## begin
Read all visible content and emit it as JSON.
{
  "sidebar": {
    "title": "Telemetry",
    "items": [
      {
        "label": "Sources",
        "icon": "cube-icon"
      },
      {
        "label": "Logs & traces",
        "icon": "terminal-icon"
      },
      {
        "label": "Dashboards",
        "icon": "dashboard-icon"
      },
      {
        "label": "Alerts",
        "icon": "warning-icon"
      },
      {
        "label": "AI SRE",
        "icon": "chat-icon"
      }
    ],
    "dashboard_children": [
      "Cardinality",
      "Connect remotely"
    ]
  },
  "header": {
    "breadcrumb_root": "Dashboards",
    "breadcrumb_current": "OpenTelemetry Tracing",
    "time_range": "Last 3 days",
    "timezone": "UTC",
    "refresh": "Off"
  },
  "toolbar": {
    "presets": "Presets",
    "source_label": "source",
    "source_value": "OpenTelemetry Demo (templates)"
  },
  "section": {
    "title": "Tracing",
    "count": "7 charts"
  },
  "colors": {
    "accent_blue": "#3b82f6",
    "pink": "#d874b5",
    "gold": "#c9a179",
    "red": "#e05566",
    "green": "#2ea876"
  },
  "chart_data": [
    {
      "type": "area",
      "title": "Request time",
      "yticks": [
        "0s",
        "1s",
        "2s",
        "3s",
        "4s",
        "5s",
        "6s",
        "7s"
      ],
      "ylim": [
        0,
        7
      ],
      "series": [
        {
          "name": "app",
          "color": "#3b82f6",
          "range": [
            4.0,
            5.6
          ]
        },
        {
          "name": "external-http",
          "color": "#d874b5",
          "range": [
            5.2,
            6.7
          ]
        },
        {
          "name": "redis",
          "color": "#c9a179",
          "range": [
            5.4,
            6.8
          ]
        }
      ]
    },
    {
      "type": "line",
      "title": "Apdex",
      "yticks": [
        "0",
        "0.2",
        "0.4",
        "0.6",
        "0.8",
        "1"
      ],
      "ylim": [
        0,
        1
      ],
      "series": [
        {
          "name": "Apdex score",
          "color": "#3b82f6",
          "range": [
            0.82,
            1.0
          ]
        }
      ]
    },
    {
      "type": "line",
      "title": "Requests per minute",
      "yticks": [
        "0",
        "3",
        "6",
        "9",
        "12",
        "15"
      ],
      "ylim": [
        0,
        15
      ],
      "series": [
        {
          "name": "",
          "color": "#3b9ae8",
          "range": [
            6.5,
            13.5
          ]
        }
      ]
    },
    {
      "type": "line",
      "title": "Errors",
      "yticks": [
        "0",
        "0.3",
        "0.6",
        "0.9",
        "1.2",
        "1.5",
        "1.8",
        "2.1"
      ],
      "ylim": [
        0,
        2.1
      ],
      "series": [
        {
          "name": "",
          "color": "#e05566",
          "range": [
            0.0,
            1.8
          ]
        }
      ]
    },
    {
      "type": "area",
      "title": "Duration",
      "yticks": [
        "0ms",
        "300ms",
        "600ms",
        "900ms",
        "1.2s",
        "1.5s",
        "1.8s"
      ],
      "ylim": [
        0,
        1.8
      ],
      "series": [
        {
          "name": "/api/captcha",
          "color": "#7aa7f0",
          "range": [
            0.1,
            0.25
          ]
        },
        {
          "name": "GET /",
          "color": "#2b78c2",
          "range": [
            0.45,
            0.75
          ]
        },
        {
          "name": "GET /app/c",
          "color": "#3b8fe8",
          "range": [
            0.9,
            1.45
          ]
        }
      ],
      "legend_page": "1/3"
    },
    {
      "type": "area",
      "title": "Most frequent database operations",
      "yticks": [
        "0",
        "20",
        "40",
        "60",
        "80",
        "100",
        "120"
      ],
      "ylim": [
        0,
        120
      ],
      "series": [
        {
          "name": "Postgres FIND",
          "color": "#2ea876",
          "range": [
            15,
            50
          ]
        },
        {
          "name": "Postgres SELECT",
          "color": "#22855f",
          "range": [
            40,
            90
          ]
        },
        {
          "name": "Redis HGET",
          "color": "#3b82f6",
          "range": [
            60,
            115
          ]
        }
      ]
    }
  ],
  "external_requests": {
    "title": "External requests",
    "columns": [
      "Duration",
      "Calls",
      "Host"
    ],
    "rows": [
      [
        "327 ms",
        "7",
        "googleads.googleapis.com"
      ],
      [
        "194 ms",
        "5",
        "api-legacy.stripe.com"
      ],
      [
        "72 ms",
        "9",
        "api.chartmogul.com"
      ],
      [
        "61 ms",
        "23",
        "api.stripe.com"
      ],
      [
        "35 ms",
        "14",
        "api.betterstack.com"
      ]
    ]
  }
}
## end
## begin
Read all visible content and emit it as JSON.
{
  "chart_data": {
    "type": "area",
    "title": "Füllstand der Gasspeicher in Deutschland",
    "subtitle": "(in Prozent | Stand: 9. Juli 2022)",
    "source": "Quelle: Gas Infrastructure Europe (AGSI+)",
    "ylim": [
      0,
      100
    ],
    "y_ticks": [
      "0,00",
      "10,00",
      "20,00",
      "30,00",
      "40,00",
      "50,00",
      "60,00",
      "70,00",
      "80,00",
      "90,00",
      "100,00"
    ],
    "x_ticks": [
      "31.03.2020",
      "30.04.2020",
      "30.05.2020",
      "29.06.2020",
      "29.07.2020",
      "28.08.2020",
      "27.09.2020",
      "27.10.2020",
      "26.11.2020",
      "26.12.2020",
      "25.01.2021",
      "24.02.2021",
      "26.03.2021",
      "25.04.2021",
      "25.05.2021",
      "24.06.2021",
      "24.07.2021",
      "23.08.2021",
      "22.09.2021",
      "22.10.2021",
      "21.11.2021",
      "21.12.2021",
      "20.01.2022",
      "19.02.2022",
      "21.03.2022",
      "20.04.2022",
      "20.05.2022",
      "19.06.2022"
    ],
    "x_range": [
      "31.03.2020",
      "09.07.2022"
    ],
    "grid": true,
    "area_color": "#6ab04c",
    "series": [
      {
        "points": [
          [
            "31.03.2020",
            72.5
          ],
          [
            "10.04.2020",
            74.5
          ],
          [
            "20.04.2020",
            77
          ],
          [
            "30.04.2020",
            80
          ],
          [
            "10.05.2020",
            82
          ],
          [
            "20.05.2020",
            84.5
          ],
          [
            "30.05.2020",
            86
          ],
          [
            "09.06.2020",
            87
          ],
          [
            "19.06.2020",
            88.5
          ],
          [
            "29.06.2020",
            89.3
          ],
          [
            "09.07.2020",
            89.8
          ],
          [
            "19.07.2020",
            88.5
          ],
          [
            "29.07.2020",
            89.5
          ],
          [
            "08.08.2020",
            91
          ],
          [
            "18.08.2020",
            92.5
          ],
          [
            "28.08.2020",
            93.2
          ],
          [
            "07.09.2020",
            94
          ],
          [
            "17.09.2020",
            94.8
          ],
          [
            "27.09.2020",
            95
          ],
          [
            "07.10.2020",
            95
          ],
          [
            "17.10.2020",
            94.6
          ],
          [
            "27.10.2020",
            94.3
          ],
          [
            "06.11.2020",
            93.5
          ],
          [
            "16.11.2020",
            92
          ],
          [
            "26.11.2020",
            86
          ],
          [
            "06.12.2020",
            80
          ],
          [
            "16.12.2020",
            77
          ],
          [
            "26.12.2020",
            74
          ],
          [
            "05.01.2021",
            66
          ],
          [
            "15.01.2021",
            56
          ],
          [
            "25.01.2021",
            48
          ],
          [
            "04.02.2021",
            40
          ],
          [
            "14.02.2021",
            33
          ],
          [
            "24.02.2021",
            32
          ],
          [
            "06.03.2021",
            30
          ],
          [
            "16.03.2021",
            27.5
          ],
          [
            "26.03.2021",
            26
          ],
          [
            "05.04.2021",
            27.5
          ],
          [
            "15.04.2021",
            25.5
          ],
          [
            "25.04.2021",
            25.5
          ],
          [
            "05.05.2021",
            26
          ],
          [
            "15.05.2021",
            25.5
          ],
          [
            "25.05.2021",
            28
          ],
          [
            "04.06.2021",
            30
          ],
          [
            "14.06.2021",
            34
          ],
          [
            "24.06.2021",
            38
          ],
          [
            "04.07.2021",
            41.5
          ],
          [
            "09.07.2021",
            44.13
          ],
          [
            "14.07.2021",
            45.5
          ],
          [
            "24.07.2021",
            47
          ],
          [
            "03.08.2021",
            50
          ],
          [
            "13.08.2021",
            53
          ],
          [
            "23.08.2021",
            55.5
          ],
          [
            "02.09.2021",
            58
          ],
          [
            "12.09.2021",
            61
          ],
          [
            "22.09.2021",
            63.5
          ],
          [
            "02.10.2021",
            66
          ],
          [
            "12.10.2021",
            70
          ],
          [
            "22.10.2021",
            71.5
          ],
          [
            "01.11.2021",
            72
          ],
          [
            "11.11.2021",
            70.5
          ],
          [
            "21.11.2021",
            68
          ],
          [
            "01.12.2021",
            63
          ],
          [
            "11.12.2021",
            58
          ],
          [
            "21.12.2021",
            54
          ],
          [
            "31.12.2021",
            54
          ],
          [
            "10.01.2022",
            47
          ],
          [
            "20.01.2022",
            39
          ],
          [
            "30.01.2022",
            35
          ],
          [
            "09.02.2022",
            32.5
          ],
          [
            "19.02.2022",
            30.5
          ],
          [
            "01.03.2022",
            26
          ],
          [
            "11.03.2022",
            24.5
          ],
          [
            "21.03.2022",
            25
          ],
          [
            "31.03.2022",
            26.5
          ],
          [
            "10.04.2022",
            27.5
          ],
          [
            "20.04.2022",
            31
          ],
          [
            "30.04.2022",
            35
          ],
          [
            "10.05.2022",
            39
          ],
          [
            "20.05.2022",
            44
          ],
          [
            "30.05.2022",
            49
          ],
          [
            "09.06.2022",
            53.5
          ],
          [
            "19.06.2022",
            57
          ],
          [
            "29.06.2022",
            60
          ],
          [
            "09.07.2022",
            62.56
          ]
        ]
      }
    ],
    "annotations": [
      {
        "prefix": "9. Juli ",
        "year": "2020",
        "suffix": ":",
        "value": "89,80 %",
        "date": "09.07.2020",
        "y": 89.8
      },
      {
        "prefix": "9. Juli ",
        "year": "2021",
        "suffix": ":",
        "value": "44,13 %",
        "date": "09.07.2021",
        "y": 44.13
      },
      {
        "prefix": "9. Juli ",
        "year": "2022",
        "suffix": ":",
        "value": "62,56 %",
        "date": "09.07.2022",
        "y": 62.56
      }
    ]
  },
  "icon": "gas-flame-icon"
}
## end
For the data above, state only how many lines include the word "date".

3